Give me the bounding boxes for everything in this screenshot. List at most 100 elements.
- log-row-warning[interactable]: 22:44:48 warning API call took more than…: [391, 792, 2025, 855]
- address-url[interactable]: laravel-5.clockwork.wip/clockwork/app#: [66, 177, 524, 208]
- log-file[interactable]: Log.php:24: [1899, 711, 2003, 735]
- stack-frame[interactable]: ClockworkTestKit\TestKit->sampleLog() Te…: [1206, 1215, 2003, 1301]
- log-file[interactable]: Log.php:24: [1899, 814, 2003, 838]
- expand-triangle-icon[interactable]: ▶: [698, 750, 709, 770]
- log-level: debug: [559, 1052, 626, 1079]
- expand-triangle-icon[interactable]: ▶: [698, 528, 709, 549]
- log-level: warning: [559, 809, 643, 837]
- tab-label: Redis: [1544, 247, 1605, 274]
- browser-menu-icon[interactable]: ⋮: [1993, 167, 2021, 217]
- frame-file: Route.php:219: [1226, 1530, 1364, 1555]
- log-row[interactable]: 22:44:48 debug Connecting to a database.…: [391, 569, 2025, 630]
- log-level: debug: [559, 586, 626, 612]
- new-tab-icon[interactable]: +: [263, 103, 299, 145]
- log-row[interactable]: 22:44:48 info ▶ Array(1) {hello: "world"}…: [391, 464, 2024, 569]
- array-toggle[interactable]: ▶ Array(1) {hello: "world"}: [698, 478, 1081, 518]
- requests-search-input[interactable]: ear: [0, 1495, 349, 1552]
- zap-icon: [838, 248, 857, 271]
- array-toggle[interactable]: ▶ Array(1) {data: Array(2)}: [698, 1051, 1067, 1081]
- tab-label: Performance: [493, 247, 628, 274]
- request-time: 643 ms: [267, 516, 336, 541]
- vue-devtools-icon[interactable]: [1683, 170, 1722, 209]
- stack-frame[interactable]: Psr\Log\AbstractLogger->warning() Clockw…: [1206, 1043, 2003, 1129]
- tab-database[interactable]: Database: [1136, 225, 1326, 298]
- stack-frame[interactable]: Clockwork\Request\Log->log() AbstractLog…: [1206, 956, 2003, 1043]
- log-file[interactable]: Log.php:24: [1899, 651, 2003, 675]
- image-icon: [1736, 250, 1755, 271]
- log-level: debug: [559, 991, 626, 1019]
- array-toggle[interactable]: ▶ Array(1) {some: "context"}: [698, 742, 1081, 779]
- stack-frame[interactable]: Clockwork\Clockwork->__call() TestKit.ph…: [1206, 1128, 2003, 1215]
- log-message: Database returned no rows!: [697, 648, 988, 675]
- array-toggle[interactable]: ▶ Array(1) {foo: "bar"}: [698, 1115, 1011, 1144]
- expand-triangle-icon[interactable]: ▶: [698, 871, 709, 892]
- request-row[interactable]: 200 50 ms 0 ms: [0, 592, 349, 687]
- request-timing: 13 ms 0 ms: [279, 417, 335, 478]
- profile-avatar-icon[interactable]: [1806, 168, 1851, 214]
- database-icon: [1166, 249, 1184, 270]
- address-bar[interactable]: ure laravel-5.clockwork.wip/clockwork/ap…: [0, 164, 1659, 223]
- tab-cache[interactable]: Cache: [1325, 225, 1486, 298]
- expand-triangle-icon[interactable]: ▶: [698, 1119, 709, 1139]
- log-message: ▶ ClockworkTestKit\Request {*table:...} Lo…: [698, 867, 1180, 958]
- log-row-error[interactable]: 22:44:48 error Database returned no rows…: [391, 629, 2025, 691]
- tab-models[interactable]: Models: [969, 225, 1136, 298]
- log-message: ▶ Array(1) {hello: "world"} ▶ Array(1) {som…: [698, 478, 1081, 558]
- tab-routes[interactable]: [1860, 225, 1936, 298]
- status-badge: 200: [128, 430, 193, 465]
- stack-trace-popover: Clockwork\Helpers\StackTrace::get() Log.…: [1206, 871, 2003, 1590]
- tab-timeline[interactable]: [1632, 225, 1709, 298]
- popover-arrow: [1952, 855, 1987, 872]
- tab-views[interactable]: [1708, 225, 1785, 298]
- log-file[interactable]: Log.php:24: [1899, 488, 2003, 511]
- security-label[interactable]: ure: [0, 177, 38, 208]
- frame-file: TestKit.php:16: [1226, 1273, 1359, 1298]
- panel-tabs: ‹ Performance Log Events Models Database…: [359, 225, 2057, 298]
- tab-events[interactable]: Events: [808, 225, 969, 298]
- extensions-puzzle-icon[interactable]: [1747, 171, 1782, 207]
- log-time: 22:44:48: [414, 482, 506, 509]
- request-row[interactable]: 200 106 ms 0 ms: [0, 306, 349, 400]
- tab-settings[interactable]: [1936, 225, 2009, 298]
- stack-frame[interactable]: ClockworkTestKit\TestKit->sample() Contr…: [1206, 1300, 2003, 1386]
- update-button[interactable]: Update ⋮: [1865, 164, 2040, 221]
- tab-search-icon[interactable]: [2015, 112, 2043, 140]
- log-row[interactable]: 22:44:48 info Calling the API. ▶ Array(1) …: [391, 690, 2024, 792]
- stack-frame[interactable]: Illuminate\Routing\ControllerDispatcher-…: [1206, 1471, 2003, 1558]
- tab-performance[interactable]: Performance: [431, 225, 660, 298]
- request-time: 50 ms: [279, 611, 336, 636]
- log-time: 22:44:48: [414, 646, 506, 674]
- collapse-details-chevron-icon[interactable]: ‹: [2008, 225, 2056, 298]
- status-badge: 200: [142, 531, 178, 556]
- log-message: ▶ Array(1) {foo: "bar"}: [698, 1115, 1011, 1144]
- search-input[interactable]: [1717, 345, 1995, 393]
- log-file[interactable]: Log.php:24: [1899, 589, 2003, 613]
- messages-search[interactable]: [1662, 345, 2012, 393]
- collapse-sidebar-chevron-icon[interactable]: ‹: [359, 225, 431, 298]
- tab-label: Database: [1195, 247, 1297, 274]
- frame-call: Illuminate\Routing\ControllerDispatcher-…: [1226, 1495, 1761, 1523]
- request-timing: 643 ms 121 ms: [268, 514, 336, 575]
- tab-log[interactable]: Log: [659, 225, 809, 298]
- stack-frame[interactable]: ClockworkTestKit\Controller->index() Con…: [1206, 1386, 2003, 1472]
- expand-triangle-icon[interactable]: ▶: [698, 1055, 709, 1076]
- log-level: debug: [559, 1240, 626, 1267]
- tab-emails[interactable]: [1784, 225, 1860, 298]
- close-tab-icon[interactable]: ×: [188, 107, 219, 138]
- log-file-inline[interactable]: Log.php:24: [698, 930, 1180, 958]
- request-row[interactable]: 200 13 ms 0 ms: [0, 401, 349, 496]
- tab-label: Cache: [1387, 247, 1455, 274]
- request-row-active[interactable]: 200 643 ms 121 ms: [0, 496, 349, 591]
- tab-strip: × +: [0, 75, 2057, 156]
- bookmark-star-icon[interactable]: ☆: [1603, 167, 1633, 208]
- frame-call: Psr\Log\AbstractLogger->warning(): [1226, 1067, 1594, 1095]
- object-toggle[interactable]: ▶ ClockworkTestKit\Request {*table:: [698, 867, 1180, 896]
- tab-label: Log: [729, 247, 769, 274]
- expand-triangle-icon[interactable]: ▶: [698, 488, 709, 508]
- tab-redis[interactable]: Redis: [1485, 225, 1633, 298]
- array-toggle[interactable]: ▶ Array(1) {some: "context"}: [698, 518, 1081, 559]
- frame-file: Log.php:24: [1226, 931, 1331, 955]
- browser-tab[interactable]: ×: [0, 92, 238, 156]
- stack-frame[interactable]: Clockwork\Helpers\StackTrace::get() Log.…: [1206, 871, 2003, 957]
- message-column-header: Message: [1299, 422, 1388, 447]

--- Do this ---
Turn the rows above into a Markdown table with two columns, Row and Content. Put each row's number under Row and its full line under Content, and leave out blank lines.

--- Solution to the problem ---
| Row | Content |
|---|---|
| 1 | Give me the bounding boxes for everything in this screenshot. List at most 100 elements. |
| 2 | - log-row-warning[interactable]: 22:44:48 warning API call took more than…: [391, 792, 2025, 855] |
| 3 | - address-url[interactable]: laravel-5.clockwork.wip/clockwork/app#: [66, 177, 524, 208] |
| 4 | - log-file[interactable]: Log.php:24: [1899, 711, 2003, 735] |
| 5 | - stack-frame[interactable]: ClockworkTestKit\TestKit->sampleLog() Te…: [1206, 1215, 2003, 1301] |
| 6 | - log-file[interactable]: Log.php:24: [1899, 814, 2003, 838] |
| 7 | - expand-triangle-icon[interactable]: ▶: [698, 750, 709, 770] |
| 8 | - log-level: debug: [559, 1052, 626, 1079] |
| 9 | - expand-triangle-icon[interactable]: ▶: [698, 528, 709, 549] |
| 10 | - log-level: warning: [559, 809, 643, 837] |
| 11 | - tab-label: Redis: [1544, 247, 1605, 274] |
| 12 | - browser-menu-icon[interactable]: ⋮: [1993, 167, 2021, 217] |
| 13 | - frame-file: Route.php:219: [1226, 1530, 1364, 1555] |
| 14 | - log-row[interactable]: 22:44:48 debug Connecting to a database.…: [391, 569, 2025, 630] |
| 15 | - log-level: debug: [559, 586, 626, 612] |
| 16 | - new-tab-icon[interactable]: +: [263, 103, 299, 145] |
| 17 | - log-row[interactable]: 22:44:48 info ▶ Array(1) {hello: "world"}…: [391, 464, 2024, 569] |
| 18 | - array-toggle[interactable]: ▶ Array(1) {hello: "world"}: [698, 478, 1081, 518] |
| 19 | - requests-search-input[interactable]: ear: [0, 1495, 349, 1552] |
| 20 | - zap-icon: [838, 248, 857, 271] |
| 21 | - array-toggle[interactable]: ▶ Array(1) {data: Array(2)}: [698, 1051, 1067, 1081] |
| 22 | - tab-label: Performance: [493, 247, 628, 274] |
| 23 | - request-time: 643 ms: [267, 516, 336, 541] |
| 24 | - vue-devtools-icon[interactable]: [1683, 170, 1722, 209] |
| 25 | - stack-frame[interactable]: Psr\Log\AbstractLogger->warning() Clockw…: [1206, 1043, 2003, 1129] |
| 26 | - tab-database[interactable]: Database: [1136, 225, 1326, 298] |
| 27 | - stack-frame[interactable]: Clockwork\Request\Log->log() AbstractLog…: [1206, 956, 2003, 1043] |
| 28 | - log-file[interactable]: Log.php:24: [1899, 651, 2003, 675] |
| 29 | - image-icon: [1736, 250, 1755, 271] |
| 30 | - log-level: debug: [559, 991, 626, 1019] |
| 31 | - array-toggle[interactable]: ▶ Array(1) {some: "context"}: [698, 742, 1081, 779] |
| 32 | - stack-frame[interactable]: Clockwork\Clockwork->__call() TestKit.ph…: [1206, 1128, 2003, 1215] |
| 33 | - log-message: Database returned no rows!: [697, 648, 988, 675] |
| 34 | - array-toggle[interactable]: ▶ Array(1) {foo: "bar"}: [698, 1115, 1011, 1144] |
| 35 | - expand-triangle-icon[interactable]: ▶: [698, 871, 709, 892] |
| 36 | - request-row[interactable]: 200 50 ms 0 ms: [0, 592, 349, 687] |
| 37 | - request-timing: 13 ms 0 ms: [279, 417, 335, 478] |
| 38 | - profile-avatar-icon[interactable]: [1806, 168, 1851, 214] |
| 39 | - database-icon: [1166, 249, 1184, 270] |
| 40 | - address-bar[interactable]: ure laravel-5.clockwork.wip/clockwork/ap…: [0, 164, 1659, 223] |
| 41 | - tab-cache[interactable]: Cache: [1325, 225, 1486, 298] |
| 42 | - expand-triangle-icon[interactable]: ▶: [698, 1119, 709, 1139] |
| 43 | - log-message: ▶ ClockworkTestKit\Request {*table:...} Lo…: [698, 867, 1180, 958] |
| 44 | - log-row-error[interactable]: 22:44:48 error Database returned no rows…: [391, 629, 2025, 691] |
| 45 | - tab-models[interactable]: Models: [969, 225, 1136, 298] |
| 46 | - log-message: ▶ Array(1) {hello: "world"} ▶ Array(1) {som…: [698, 478, 1081, 558] |
| 47 | - tab-routes[interactable]: [1860, 225, 1936, 298] |
| 48 | - status-badge: 200: [128, 430, 193, 465] |
| 49 | - stack-trace-popover: Clockwork\Helpers\StackTrace::get() Log.…: [1206, 871, 2003, 1590] |
| 50 | - tab-timeline[interactable]: [1632, 225, 1709, 298] |
| 51 | - popover-arrow: [1952, 855, 1987, 872] |
| 52 | - tab-views[interactable]: [1708, 225, 1785, 298] |
| 53 | - log-file[interactable]: Log.php:24: [1899, 488, 2003, 511] |
| 54 | - security-label[interactable]: ure: [0, 177, 38, 208] |
| 55 | - frame-file: TestKit.php:16: [1226, 1273, 1359, 1298] |
| 56 | - panel-tabs: ‹ Performance Log Events Models Database…: [359, 225, 2057, 298] |
| 57 | - tab-events[interactable]: Events: [808, 225, 969, 298] |
| 58 | - extensions-puzzle-icon[interactable]: [1747, 171, 1782, 207] |
| 59 | - log-time: 22:44:48: [414, 482, 506, 509] |
| 60 | - request-row[interactable]: 200 106 ms 0 ms: [0, 306, 349, 400] |
| 61 | - tab-settings[interactable]: [1936, 225, 2009, 298] |
| 62 | - stack-frame[interactable]: ClockworkTestKit\TestKit->sample() Contr…: [1206, 1300, 2003, 1386] |
| 63 | - update-button[interactable]: Update ⋮: [1865, 164, 2040, 221] |
| 64 | - tab-search-icon[interactable]: [2015, 112, 2043, 140] |
| 65 | - log-row[interactable]: 22:44:48 info Calling the API. ▶ Array(1) …: [391, 690, 2024, 792] |
| 66 | - stack-frame[interactable]: Illuminate\Routing\ControllerDispatcher-…: [1206, 1471, 2003, 1558] |
| 67 | - tab-performance[interactable]: Performance: [431, 225, 660, 298] |
| 68 | - request-time: 50 ms: [279, 611, 336, 636] |
| 69 | - log-time: 22:44:48: [414, 646, 506, 674] |
| 70 | - collapse-details-chevron-icon[interactable]: ‹: [2008, 225, 2056, 298] |
| 71 | - status-badge: 200: [142, 531, 178, 556] |
| 72 | - log-message: ▶ Array(1) {foo: "bar"}: [698, 1115, 1011, 1144] |
| 73 | - search-input[interactable]: [1717, 345, 1995, 393] |
| 74 | - log-file[interactable]: Log.php:24: [1899, 589, 2003, 613] |
| 75 | - messages-search[interactable]: [1662, 345, 2012, 393] |
| 76 | - collapse-sidebar-chevron-icon[interactable]: ‹: [359, 225, 431, 298] |
| 77 | - tab-label: Database: [1195, 247, 1297, 274] |
| 78 | - frame-call: Illuminate\Routing\ControllerDispatcher-…: [1226, 1495, 1761, 1523] |
| 79 | - request-timing: 643 ms 121 ms: [268, 514, 336, 575] |
| 80 | - tab-log[interactable]: Log: [659, 225, 809, 298] |
| 81 | - stack-frame[interactable]: ClockworkTestKit\Controller->index() Con…: [1206, 1386, 2003, 1472] |
| 82 | - expand-triangle-icon[interactable]: ▶: [698, 1055, 709, 1076] |
| 83 | - log-level: debug: [559, 1240, 626, 1267] |
| 84 | - tab-emails[interactable]: [1784, 225, 1860, 298] |
| 85 | - close-tab-icon[interactable]: ×: [188, 107, 219, 138] |
| 86 | - log-file-inline[interactable]: Log.php:24: [698, 930, 1180, 958] |
| 87 | - request-row[interactable]: 200 13 ms 0 ms: [0, 401, 349, 496] |
| 88 | - tab-label: Cache: [1387, 247, 1455, 274] |
| 89 | - request-row-active[interactable]: 200 643 ms 121 ms: [0, 496, 349, 591] |
| 90 | - tab-strip: × +: [0, 75, 2057, 156] |
| 91 | - bookmark-star-icon[interactable]: ☆: [1603, 167, 1633, 208] |
| 92 | - frame-call: Psr\Log\AbstractLogger->warning(): [1226, 1067, 1594, 1095] |
| 93 | - object-toggle[interactable]: ▶ ClockworkTestKit\Request {*table:: [698, 867, 1180, 896] |
| 94 | - tab-label: Log: [729, 247, 769, 274] |
| 95 | - expand-triangle-icon[interactable]: ▶: [698, 488, 709, 508] |
| 96 | - tab-redis[interactable]: Redis: [1485, 225, 1633, 298] |
| 97 | - array-toggle[interactable]: ▶ Array(1) {some: "context"}: [698, 518, 1081, 559] |
| 98 | - frame-file: Log.php:24: [1226, 931, 1331, 955] |
| 99 | - browser-tab[interactable]: ×: [0, 92, 238, 156] |
| 100 | - stack-frame[interactable]: Clockwork\Helpers\StackTrace::get() Log.…: [1206, 871, 2003, 957] |
| 101 | - message-column-header: Message: [1299, 422, 1388, 447] |